▶ [SET TASK]:
Gather from the listing below each line that includes the word "Wasted", and copy it.

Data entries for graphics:
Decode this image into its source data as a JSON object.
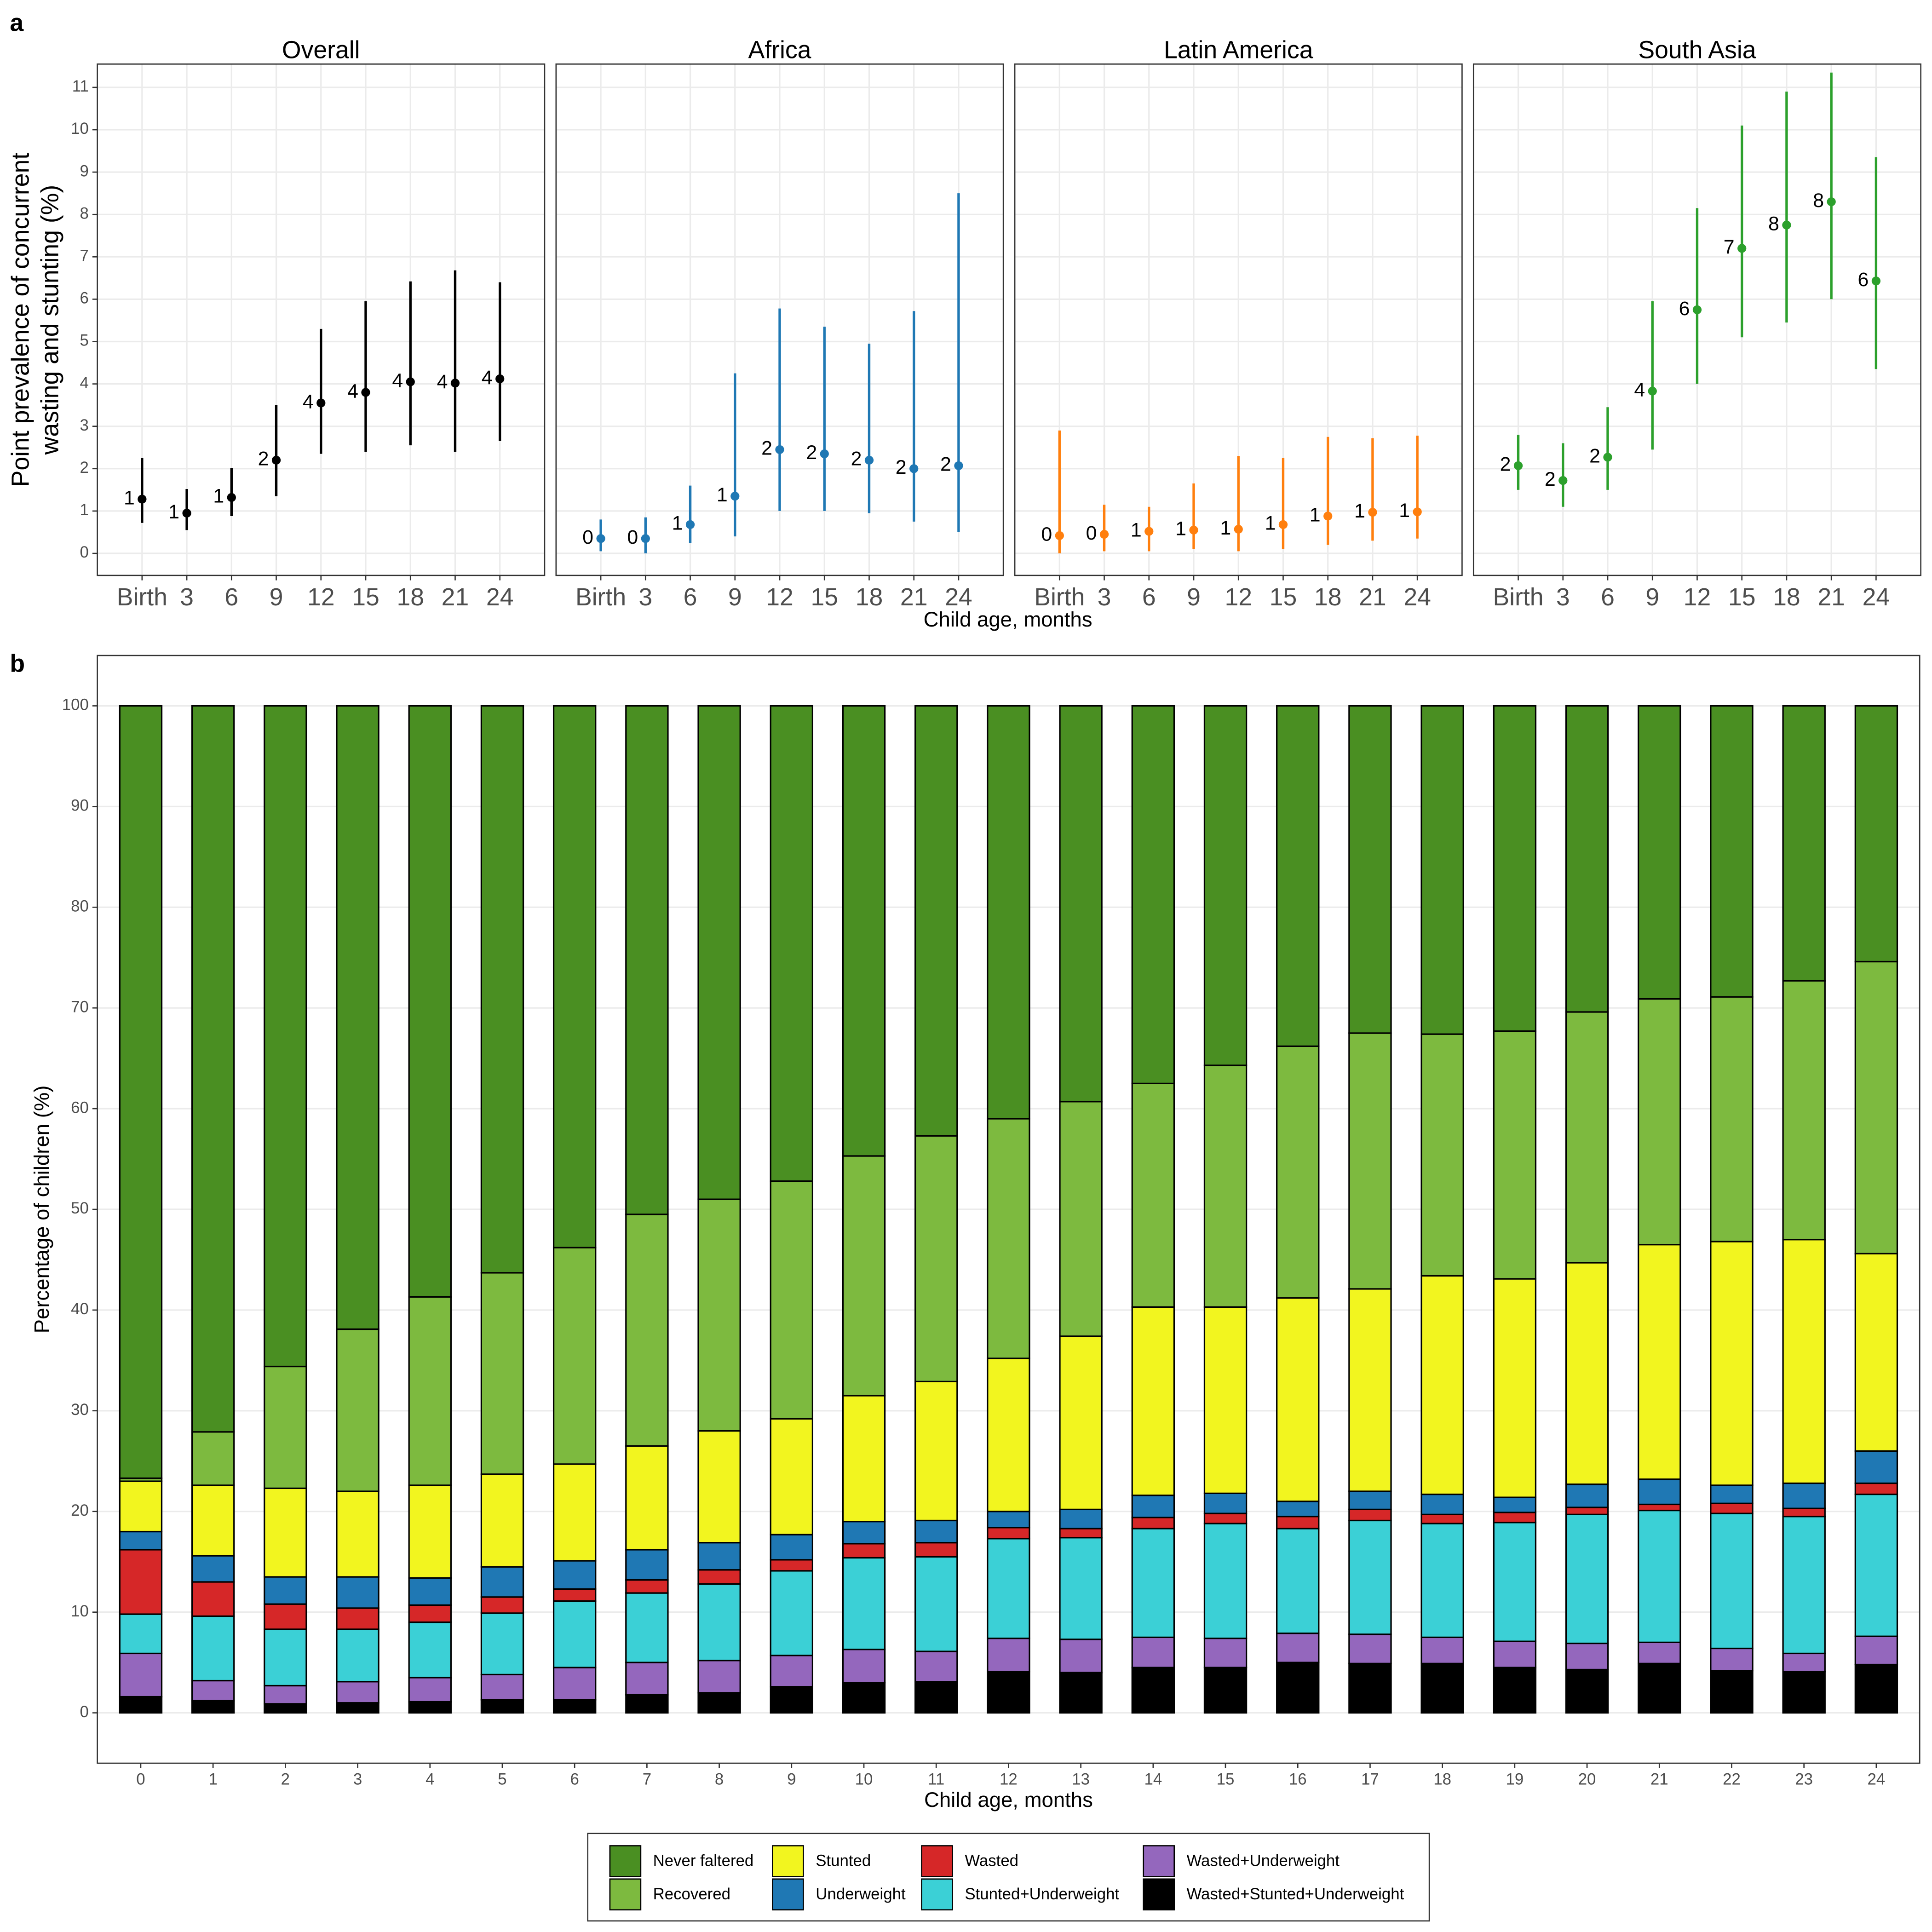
{
  "chart_data": [
    {
      "type": "pointrange",
      "tag": "a",
      "title": "Overall",
      "color": "#000000",
      "xlabel": "Child age, months",
      "ylabel": [
        "Point prevalence of concurrent",
        "wasting and stunting (%)"
      ],
      "x": [
        0,
        3,
        6,
        9,
        12,
        15,
        18,
        21,
        24
      ],
      "values": [
        1.28,
        0.95,
        1.32,
        2.2,
        3.55,
        3.8,
        4.05,
        4.02,
        4.12
      ],
      "lower": [
        0.72,
        0.55,
        0.88,
        1.35,
        2.35,
        2.4,
        2.55,
        2.4,
        2.65
      ],
      "upper": [
        2.25,
        1.52,
        2.02,
        3.5,
        5.3,
        5.95,
        6.42,
        6.68,
        6.4
      ],
      "value_labels": [
        "1",
        "1",
        "1",
        "2",
        "4",
        "4",
        "4",
        "4",
        "4"
      ],
      "xlim": [
        -3,
        27
      ],
      "ylim": [
        -0.52,
        11.55
      ],
      "xticks": [
        {
          "value": 0,
          "label": "Birth"
        },
        3,
        6,
        9,
        12,
        15,
        18,
        21,
        24
      ],
      "yticks": [
        0,
        1,
        2,
        3,
        4,
        5,
        6,
        7,
        8,
        9,
        10,
        11
      ],
      "grid": true
    },
    {
      "type": "pointrange",
      "title": "Africa",
      "color": "#1f78b4",
      "x": [
        0,
        3,
        6,
        9,
        12,
        15,
        18,
        21,
        24
      ],
      "values": [
        0.35,
        0.35,
        0.68,
        1.35,
        2.45,
        2.35,
        2.2,
        2.0,
        2.07
      ],
      "lower": [
        0.05,
        0.0,
        0.25,
        0.4,
        1.0,
        1.0,
        0.95,
        0.75,
        0.5
      ],
      "upper": [
        0.8,
        0.85,
        1.6,
        4.25,
        5.78,
        5.35,
        4.95,
        5.72,
        8.5
      ],
      "value_labels": [
        "0",
        "0",
        "1",
        "1",
        "2",
        "2",
        "2",
        "2",
        "2"
      ],
      "xlim": [
        -3,
        27
      ],
      "ylim": [
        -0.52,
        11.55
      ],
      "xticks": [
        {
          "value": 0,
          "label": "Birth"
        },
        3,
        6,
        9,
        12,
        15,
        18,
        21,
        24
      ],
      "yticks": [
        0,
        1,
        2,
        3,
        4,
        5,
        6,
        7,
        8,
        9,
        10,
        11
      ],
      "grid": true
    },
    {
      "type": "pointrange",
      "title": "Latin America",
      "color": "#ff7f0e",
      "x": [
        0,
        3,
        6,
        9,
        12,
        15,
        18,
        21,
        24
      ],
      "values": [
        0.42,
        0.45,
        0.52,
        0.55,
        0.57,
        0.68,
        0.88,
        0.97,
        0.98
      ],
      "lower": [
        0.0,
        0.05,
        0.05,
        0.1,
        0.05,
        0.1,
        0.2,
        0.3,
        0.35
      ],
      "upper": [
        2.9,
        1.15,
        1.1,
        1.65,
        2.3,
        2.25,
        2.75,
        2.72,
        2.78
      ],
      "value_labels": [
        "0",
        "0",
        "1",
        "1",
        "1",
        "1",
        "1",
        "1",
        "1"
      ],
      "xlim": [
        -3,
        27
      ],
      "ylim": [
        -0.52,
        11.55
      ],
      "xticks": [
        {
          "value": 0,
          "label": "Birth"
        },
        3,
        6,
        9,
        12,
        15,
        18,
        21,
        24
      ],
      "yticks": [
        0,
        1,
        2,
        3,
        4,
        5,
        6,
        7,
        8,
        9,
        10,
        11
      ],
      "grid": true
    },
    {
      "type": "pointrange",
      "title": "South Asia",
      "color": "#2ca02c",
      "x": [
        0,
        3,
        6,
        9,
        12,
        15,
        18,
        21,
        24
      ],
      "values": [
        2.07,
        1.72,
        2.27,
        3.83,
        5.75,
        7.2,
        7.75,
        8.3,
        6.43
      ],
      "lower": [
        1.5,
        1.1,
        1.5,
        2.45,
        4.0,
        5.1,
        5.45,
        6.0,
        4.35
      ],
      "upper": [
        2.8,
        2.6,
        3.45,
        5.95,
        8.15,
        10.1,
        10.9,
        11.35,
        9.35
      ],
      "value_labels": [
        "2",
        "2",
        "2",
        "4",
        "6",
        "7",
        "8",
        "8",
        "6"
      ],
      "xlim": [
        -3,
        27
      ],
      "ylim": [
        -0.52,
        11.55
      ],
      "xticks": [
        {
          "value": 0,
          "label": "Birth"
        },
        3,
        6,
        9,
        12,
        15,
        18,
        21,
        24
      ],
      "yticks": [
        0,
        1,
        2,
        3,
        4,
        5,
        6,
        7,
        8,
        9,
        10,
        11
      ],
      "grid": true
    },
    {
      "type": "stacked_bar",
      "tag": "b",
      "xlabel": "Child age, months",
      "ylabel": "Percentage of children (%)",
      "categories": [
        "0",
        "1",
        "2",
        "3",
        "4",
        "5",
        "6",
        "7",
        "8",
        "9",
        "10",
        "11",
        "12",
        "13",
        "14",
        "15",
        "16",
        "17",
        "18",
        "19",
        "20",
        "21",
        "22",
        "23",
        "24"
      ],
      "ylim": [
        -5,
        105
      ],
      "yticks": [
        0,
        10,
        20,
        30,
        40,
        50,
        60,
        70,
        80,
        90,
        100
      ],
      "grid": true,
      "series": [
        {
          "name": "Wasted+Stunted+Underweight",
          "color": "#000000",
          "values": [
            1.6,
            1.2,
            0.9,
            1.0,
            1.1,
            1.3,
            1.3,
            1.8,
            2.0,
            2.6,
            3.0,
            3.1,
            4.1,
            4.0,
            4.5,
            4.5,
            5.0,
            4.9,
            4.9,
            4.5,
            4.3,
            4.9,
            4.2,
            4.1,
            4.8
          ]
        },
        {
          "name": "Wasted+Underweight",
          "color": "#9467bd",
          "values": [
            4.3,
            2.0,
            1.8,
            2.1,
            2.4,
            2.5,
            3.2,
            3.2,
            3.2,
            3.1,
            3.3,
            3.0,
            3.3,
            3.3,
            3.0,
            2.9,
            2.9,
            2.9,
            2.6,
            2.6,
            2.6,
            2.1,
            2.2,
            1.8,
            2.8
          ]
        },
        {
          "name": "Stunted+Underweight",
          "color": "#3bd0d6",
          "values": [
            3.9,
            6.4,
            5.6,
            5.2,
            5.5,
            6.1,
            6.6,
            6.9,
            7.6,
            8.4,
            9.1,
            9.4,
            9.9,
            10.1,
            10.8,
            11.4,
            10.4,
            11.3,
            11.3,
            11.8,
            12.8,
            13.1,
            13.4,
            13.6,
            14.1
          ]
        },
        {
          "name": "Wasted",
          "color": "#d62728",
          "values": [
            6.4,
            3.4,
            2.5,
            2.1,
            1.7,
            1.6,
            1.2,
            1.3,
            1.4,
            1.1,
            1.4,
            1.4,
            1.1,
            0.9,
            1.1,
            1.0,
            1.2,
            1.1,
            0.9,
            1.0,
            0.7,
            0.6,
            1.0,
            0.8,
            1.1
          ]
        },
        {
          "name": "Underweight",
          "color": "#1f78b4",
          "values": [
            1.8,
            2.6,
            2.7,
            3.1,
            2.7,
            3.0,
            2.8,
            3.0,
            2.7,
            2.5,
            2.2,
            2.2,
            1.6,
            1.9,
            2.2,
            2.0,
            1.5,
            1.8,
            2.0,
            1.5,
            2.3,
            2.5,
            1.8,
            2.5,
            3.2
          ]
        },
        {
          "name": "Stunted",
          "color": "#f2f51f",
          "values": [
            5.0,
            7.0,
            8.8,
            8.5,
            9.2,
            9.2,
            9.6,
            10.3,
            11.1,
            11.5,
            12.5,
            13.8,
            15.2,
            17.2,
            18.7,
            18.5,
            20.2,
            20.1,
            21.7,
            21.7,
            22.0,
            23.3,
            24.2,
            24.2,
            19.6
          ]
        },
        {
          "name": "Recovered",
          "color": "#7dba3f",
          "values": [
            0.3,
            5.3,
            12.1,
            16.1,
            18.7,
            20.0,
            21.5,
            23.0,
            23.0,
            23.6,
            23.8,
            24.4,
            23.8,
            23.3,
            22.2,
            24.0,
            25.0,
            25.4,
            24.0,
            24.6,
            24.9,
            24.4,
            24.3,
            25.7,
            29.0
          ]
        },
        {
          "name": "Never faltered",
          "color": "#4a8f22",
          "values": [
            76.7,
            72.1,
            65.6,
            61.9,
            58.7,
            56.3,
            53.8,
            50.5,
            49.0,
            47.2,
            44.7,
            42.7,
            41.0,
            39.3,
            37.5,
            35.7,
            33.8,
            32.5,
            32.6,
            32.3,
            30.4,
            29.1,
            28.9,
            27.3,
            25.4
          ]
        }
      ]
    }
  ]
}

▶ [TASK RESPONSE]:
          "name": "Wasted+Stunted+Underweight",
          "name": "Wasted+Underweight",
          "name": "Wasted",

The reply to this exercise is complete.